● **What is being asked**:
Give every entry again, word for word and in full.

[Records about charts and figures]
================

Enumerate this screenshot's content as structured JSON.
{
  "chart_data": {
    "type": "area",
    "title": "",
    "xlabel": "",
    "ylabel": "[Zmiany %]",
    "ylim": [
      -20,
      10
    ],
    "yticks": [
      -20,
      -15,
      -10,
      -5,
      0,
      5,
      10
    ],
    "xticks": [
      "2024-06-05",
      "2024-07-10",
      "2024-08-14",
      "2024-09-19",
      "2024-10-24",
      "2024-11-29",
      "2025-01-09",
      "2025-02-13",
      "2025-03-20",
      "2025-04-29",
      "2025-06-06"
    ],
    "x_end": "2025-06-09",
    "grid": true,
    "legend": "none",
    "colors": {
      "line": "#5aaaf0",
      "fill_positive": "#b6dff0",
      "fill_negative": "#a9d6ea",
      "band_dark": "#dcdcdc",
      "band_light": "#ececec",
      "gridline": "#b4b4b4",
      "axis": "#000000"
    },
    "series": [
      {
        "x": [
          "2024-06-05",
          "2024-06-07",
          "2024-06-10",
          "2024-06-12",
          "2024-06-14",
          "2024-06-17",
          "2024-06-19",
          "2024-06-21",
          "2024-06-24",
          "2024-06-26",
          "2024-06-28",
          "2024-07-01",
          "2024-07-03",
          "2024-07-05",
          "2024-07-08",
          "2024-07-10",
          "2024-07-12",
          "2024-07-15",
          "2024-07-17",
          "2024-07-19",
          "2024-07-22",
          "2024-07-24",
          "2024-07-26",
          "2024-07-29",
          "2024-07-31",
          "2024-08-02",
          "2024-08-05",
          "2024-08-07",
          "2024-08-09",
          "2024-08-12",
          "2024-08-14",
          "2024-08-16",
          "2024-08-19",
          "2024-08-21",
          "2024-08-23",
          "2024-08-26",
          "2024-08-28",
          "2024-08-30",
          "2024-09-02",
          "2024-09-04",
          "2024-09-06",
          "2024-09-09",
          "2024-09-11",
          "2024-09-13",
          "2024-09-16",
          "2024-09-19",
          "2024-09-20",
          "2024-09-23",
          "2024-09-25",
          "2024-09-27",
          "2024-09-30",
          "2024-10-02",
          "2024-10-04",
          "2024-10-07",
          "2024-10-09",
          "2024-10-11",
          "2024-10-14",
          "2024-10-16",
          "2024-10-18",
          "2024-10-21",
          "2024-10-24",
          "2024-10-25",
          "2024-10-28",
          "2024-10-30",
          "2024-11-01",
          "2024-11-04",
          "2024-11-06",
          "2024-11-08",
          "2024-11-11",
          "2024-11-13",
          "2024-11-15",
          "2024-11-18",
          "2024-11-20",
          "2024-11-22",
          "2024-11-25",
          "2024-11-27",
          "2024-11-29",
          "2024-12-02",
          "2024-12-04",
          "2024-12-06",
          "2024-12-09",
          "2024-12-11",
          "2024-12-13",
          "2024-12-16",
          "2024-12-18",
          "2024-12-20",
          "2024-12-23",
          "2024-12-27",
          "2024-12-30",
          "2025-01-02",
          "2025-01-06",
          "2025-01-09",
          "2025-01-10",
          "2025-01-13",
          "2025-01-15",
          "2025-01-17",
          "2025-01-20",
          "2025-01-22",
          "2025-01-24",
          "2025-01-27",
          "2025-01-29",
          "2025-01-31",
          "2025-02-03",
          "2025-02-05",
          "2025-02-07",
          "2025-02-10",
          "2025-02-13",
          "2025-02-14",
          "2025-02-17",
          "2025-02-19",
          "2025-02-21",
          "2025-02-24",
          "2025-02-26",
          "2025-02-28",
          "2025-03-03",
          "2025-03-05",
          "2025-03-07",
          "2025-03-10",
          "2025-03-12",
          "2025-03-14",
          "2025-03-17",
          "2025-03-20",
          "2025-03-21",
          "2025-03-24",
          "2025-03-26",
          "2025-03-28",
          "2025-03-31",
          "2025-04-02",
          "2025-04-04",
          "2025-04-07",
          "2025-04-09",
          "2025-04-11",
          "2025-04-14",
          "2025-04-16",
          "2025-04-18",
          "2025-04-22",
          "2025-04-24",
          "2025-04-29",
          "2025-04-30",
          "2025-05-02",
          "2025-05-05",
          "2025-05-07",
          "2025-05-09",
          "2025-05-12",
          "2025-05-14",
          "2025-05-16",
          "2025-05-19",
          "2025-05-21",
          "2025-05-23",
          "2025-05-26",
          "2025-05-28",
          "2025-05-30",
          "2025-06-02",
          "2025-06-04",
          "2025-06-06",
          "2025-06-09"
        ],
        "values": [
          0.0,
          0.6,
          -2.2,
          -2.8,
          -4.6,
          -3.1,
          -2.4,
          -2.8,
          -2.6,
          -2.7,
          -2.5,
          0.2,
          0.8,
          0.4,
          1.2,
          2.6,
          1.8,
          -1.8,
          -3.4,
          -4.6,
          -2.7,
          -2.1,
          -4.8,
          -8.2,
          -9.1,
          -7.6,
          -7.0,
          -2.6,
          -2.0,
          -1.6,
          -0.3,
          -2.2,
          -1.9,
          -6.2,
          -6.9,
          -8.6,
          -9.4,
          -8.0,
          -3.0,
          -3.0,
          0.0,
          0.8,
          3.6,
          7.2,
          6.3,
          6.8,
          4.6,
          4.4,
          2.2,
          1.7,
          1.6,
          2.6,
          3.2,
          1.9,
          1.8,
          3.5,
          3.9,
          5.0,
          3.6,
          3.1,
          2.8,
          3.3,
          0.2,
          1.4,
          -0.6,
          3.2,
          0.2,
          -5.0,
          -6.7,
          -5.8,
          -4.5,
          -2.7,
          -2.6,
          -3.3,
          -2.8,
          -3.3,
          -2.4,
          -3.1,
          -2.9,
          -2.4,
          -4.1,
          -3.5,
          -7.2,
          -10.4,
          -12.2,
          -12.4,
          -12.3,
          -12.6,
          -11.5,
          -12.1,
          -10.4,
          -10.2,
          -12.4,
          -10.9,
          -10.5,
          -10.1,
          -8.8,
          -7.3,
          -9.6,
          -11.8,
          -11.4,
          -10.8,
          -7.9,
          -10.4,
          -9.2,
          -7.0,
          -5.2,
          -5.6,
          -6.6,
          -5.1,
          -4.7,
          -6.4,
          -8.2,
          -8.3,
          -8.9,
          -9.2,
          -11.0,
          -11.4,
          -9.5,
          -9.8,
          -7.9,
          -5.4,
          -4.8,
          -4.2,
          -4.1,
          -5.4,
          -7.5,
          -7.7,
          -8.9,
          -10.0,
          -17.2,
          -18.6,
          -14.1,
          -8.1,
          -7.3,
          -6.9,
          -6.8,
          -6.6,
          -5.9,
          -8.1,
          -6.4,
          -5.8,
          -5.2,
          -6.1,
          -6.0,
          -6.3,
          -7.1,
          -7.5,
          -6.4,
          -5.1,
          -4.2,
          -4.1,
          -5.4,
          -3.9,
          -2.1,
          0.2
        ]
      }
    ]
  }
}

================

● **Exercise output**:
Enumerate this screenshot's content as structured JSON.
{
  "chart_data": {
    "type": "area",
    "title": "",
    "xlabel": "",
    "ylabel": "[Zmiany %]",
    "ylim": [
      -20,
      10
    ],
    "yticks": [
      -20,
      -15,
      -10,
      -5,
      0,
      5,
      10
    ],
    "xticks": [
      "2024-06-05",
      "2024-07-10",
      "2024-08-14",
      "2024-09-19",
      "2024-10-24",
      "2024-11-29",
      "2025-01-09",
      "2025-02-13",
      "2025-03-20",
      "2025-04-29",
      "2025-06-06"
    ],
    "x_end": "2025-06-09",
    "grid": true,
    "legend": "none",
    "colors": {
      "line": "#5aaaf0",
      "fill_positive": "#b6dff0",
      "fill_negative": "#a9d6ea",
      "band_dark": "#dcdcdc",
      "band_light": "#ececec",
      "gridline": "#b4b4b4",
      "axis": "#000000"
    },
    "series": [
      {
        "x": [
          "2024-06-05",
          "2024-06-07",
          "2024-06-10",
          "2024-06-12",
          "2024-06-14",
          "2024-06-17",
          "2024-06-19",
          "2024-06-21",
          "2024-06-24",
          "2024-06-26",
          "2024-06-28",
          "2024-07-01",
          "2024-07-03",
          "2024-07-05",
          "2024-07-08",
          "2024-07-10",
          "2024-07-12",
          "2024-07-15",
          "2024-07-17",
          "2024-07-19",
          "2024-07-22",
          "2024-07-24",
          "2024-07-26",
          "2024-07-29",
          "2024-07-31",
          "2024-08-02",
          "2024-08-05",
          "2024-08-07",
          "2024-08-09",
          "2024-08-12",
          "2024-08-14",
          "2024-08-16",
          "2024-08-19",
          "2024-08-21",
          "2024-08-23",
          "2024-08-26",
          "2024-08-28",
          "2024-08-30",
          "2024-09-02",
          "2024-09-04",
          "2024-09-06",
          "2024-09-09",
          "2024-09-11",
          "2024-09-13",
          "2024-09-16",
          "2024-09-19",
          "2024-09-20",
          "2024-09-23",
          "2024-09-25",
          "2024-09-27",
          "2024-09-30",
          "2024-10-02",
          "2024-10-04",
          "2024-10-07",
          "2024-10-09",
          "2024-10-11",
          "2024-10-14",
          "2024-10-16",
          "2024-10-18",
          "2024-10-21",
          "2024-10-24",
          "2024-10-25",
          "2024-10-28",
          "2024-10-30",
          "2024-11-01",
          "2024-11-04",
          "2024-11-06",
          "2024-11-08",
          "2024-11-11",
          "2024-11-13",
          "2024-11-15",
          "2024-11-18",
          "2024-11-20",
          "2024-11-22",
          "2024-11-25",
          "2024-11-27",
          "2024-11-29",
          "2024-12-02",
          "2024-12-04",
          "2024-12-06",
          "2024-12-09",
          "2024-12-11",
          "2024-12-13",
          "2024-12-16",
          "2024-12-18",
          "2024-12-20",
          "2024-12-23",
          "2024-12-27",
          "2024-12-30",
          "2025-01-02",
          "2025-01-06",
          "2025-01-09",
          "2025-01-10",
          "2025-01-13",
          "2025-01-15",
          "2025-01-17",
          "2025-01-20",
          "2025-01-22",
          "2025-01-24",
          "2025-01-27",
          "2025-01-29",
          "2025-01-31",
          "2025-02-03",
          "2025-02-05",
          "2025-02-07",
          "2025-02-10",
          "2025-02-13",
          "2025-02-14",
          "2025-02-17",
          "2025-02-19",
          "2025-02-21",
          "2025-02-24",
          "2025-02-26",
          "2025-02-28",
          "2025-03-03",
          "2025-03-05",
          "2025-03-07",
          "2025-03-10",
          "2025-03-12",
          "2025-03-14",
          "2025-03-17",
          "2025-03-20",
          "2025-03-21",
          "2025-03-24",
          "2025-03-26",
          "2025-03-28",
          "2025-03-31",
          "2025-04-02",
          "2025-04-04",
          "2025-04-07",
          "2025-04-09",
          "2025-04-11",
          "2025-04-14",
          "2025-04-16",
          "2025-04-18",
          "2025-04-22",
          "2025-04-24",
          "2025-04-29",
          "2025-04-30",
          "2025-05-02",
          "2025-05-05",
          "2025-05-07",
          "2025-05-09",
          "2025-05-12",
          "2025-05-14",
          "2025-05-16",
          "2025-05-19",
          "2025-05-21",
          "2025-05-23",
          "2025-05-26",
          "2025-05-28",
          "2025-05-30",
          "2025-06-02",
          "2025-06-04",
          "2025-06-06",
          "2025-06-09"
        ],
        "values": [
          0.0,
          0.6,
          -2.2,
          -2.8,
          -4.6,
          -3.1,
          -2.4,
          -2.8,
          -2.6,
          -2.7,
          -2.5,
          0.2,
          0.8,
          0.4,
          1.2,
          2.6,
          1.8,
          -1.8,
          -3.4,
          -4.6,
          -2.7,
          -2.1,
          -4.8,
          -8.2,
          -9.1,
          -7.6,
          -7.0,
          -2.6,
          -2.0,
          -1.6,
          -0.3,
          -2.2,
          -1.9,
          -6.2,
          -6.9,
          -8.6,
          -9.4,
          -8.0,
          -3.0,
          -3.0,
          0.0,
          0.8,
          3.6,
          7.2,
          6.3,
          6.8,
          4.6,
          4.4,
          2.2,
          1.7,
          1.6,
          2.6,
          3.2,
          1.9,
          1.8,
          3.5,
          3.9,
          5.0,
          3.6,
          3.1,
          2.8,
          3.3,
          0.2,
          1.4,
          -0.6,
          3.2,
          0.2,
          -5.0,
          -6.7,
          -5.8,
          -4.5,
          -2.7,
          -2.6,
          -3.3,
          -2.8,
          -3.3,
          -2.4,
          -3.1,
          -2.9,
          -2.4,
          -4.1,
          -3.5,
          -7.2,
          -10.4,
          -12.2,
          -12.4,
          -12.3,
          -12.6,
          -11.5,
          -12.1,
          -10.4,
          -10.2,
          -12.4,
          -10.9,
          -10.5,
          -10.1,
          -8.8,
          -7.3,
          -9.6,
          -11.8,
          -11.4,
          -10.8,
          -7.9,
          -10.4,
          -9.2,
          -7.0,
          -5.2,
          -5.6,
          -6.6,
          -5.1,
          -4.7,
          -6.4,
          -8.2,
          -8.3,
          -8.9,
          -9.2,
          -11.0,
          -11.4,
          -9.5,
          -9.8,
          -7.9,
          -5.4,
          -4.8,
          -4.2,
          -4.1,
          -5.4,
          -7.5,
          -7.7,
          -8.9,
          -10.0,
          -17.2,
          -18.6,
          -14.1,
          -8.1,
          -7.3,
          -6.9,
          -6.8,
          -6.6,
          -5.9,
          -8.1,
          -6.4,
          -5.8,
          -5.2,
          -6.1,
          -6.0,
          -6.3,
          -7.1,
          -7.5,
          -6.4,
          -5.1,
          -4.2,
          -4.1,
          -5.4,
          -3.9,
          -2.1,
          0.2
        ]
      }
    ]
  }
}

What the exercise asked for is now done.